→ WHAT TO WORK ON
Pick out each line with the word "Form" from the material that follows.

→ SUPPLIED DATA

== == ==

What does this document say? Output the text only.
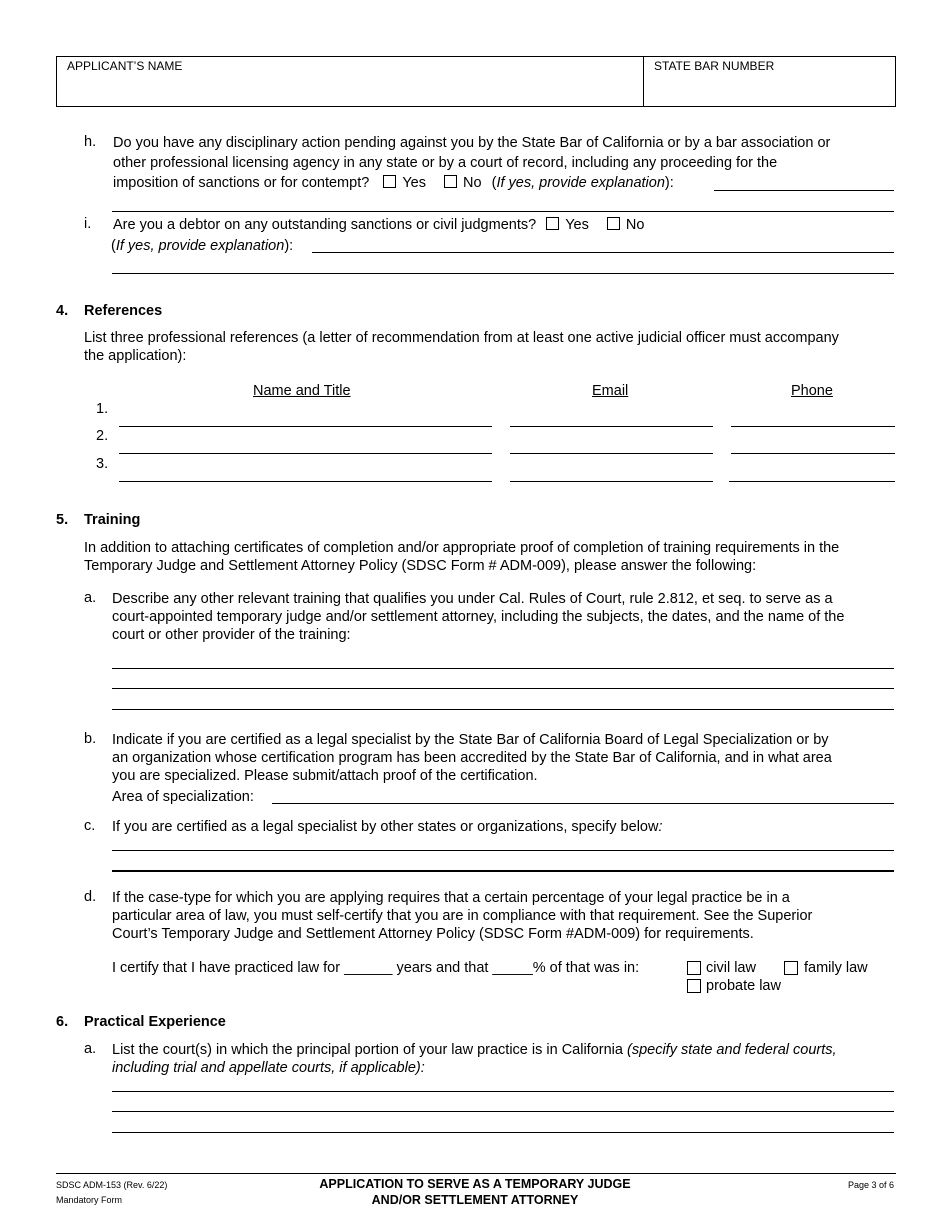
APPLICANT’S NAME	STATE BAR NUMBER
h. Do you have any disciplinary action pending against you by the State Bar of California or by a bar association or
other professional licensing agency in any state or by a court of record, including any proceeding for the
imposition of sanctions or for contempt? Yes	No (If yes, provide explanation):
i. Are you a debtor on any outstanding sanctions or civil judgments? Yes	No
(If yes, provide explanation):
4. References
List three professional references (a letter of recommendation from at least one active judicial officer must accompany
the application):
Name and Title	Email	Phone
1.
2.
3.
5. Training
In addition to attaching certificates of completion and/or appropriate proof of completion of training requirements in the
Temporary Judge and Settlement Attorney Policy (SDSC Form # ADM-009), please answer the following:
a. Describe any other relevant training that qualifies you under Cal. Rules of Court, rule 2.812, et seq. to serve as a
court-appointed temporary judge and/or settlement attorney, including the subjects, the dates, and the name of the
court or other provider of the training:
b. Indicate if you are certified as a legal specialist by the State Bar of California Board of Legal Specialization or by
an organization whose certification program has been accredited by the State Bar of California, and in what area
you are specialized. Please submit/attach proof of the certification.
Area of specialization:
c. If you are certified as a legal specialist by other states or organizations, specify below:
d. If the case-type for which you are applying requires that a certain percentage of your legal practice be in a
particular area of law, you must self-certify that you are in compliance with that requirement. See the Superior
Court’s Temporary Judge and Settlement Attorney Policy (SDSC Form #ADM-009) for requirements.
I certify that I have practiced law for ______ years and that _____% of that was in:	civil law	family law
probate law
6. Practical Experience
a. List the court(s) in which the principal portion of your law practice is in California (specify state and federal courts,
including trial and appellate courts, if applicable):
SDSC ADM-153 (Rev. 6/22)
Mandatory Form
APPLICATION TO SERVE AS A TEMPORARY JUDGE
AND/OR SETTLEMENT ATTORNEY
Page 3 of 6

== == ==

→ ANSWER TO THIS PROBLEM
Temporary Judge and Settlement Attorney Policy (SDSC Form # ADM-009), please answer the following:
Court’s Temporary Judge and Settlement Attorney Policy (SDSC Form #ADM-009) for requirements.
Mandatory Form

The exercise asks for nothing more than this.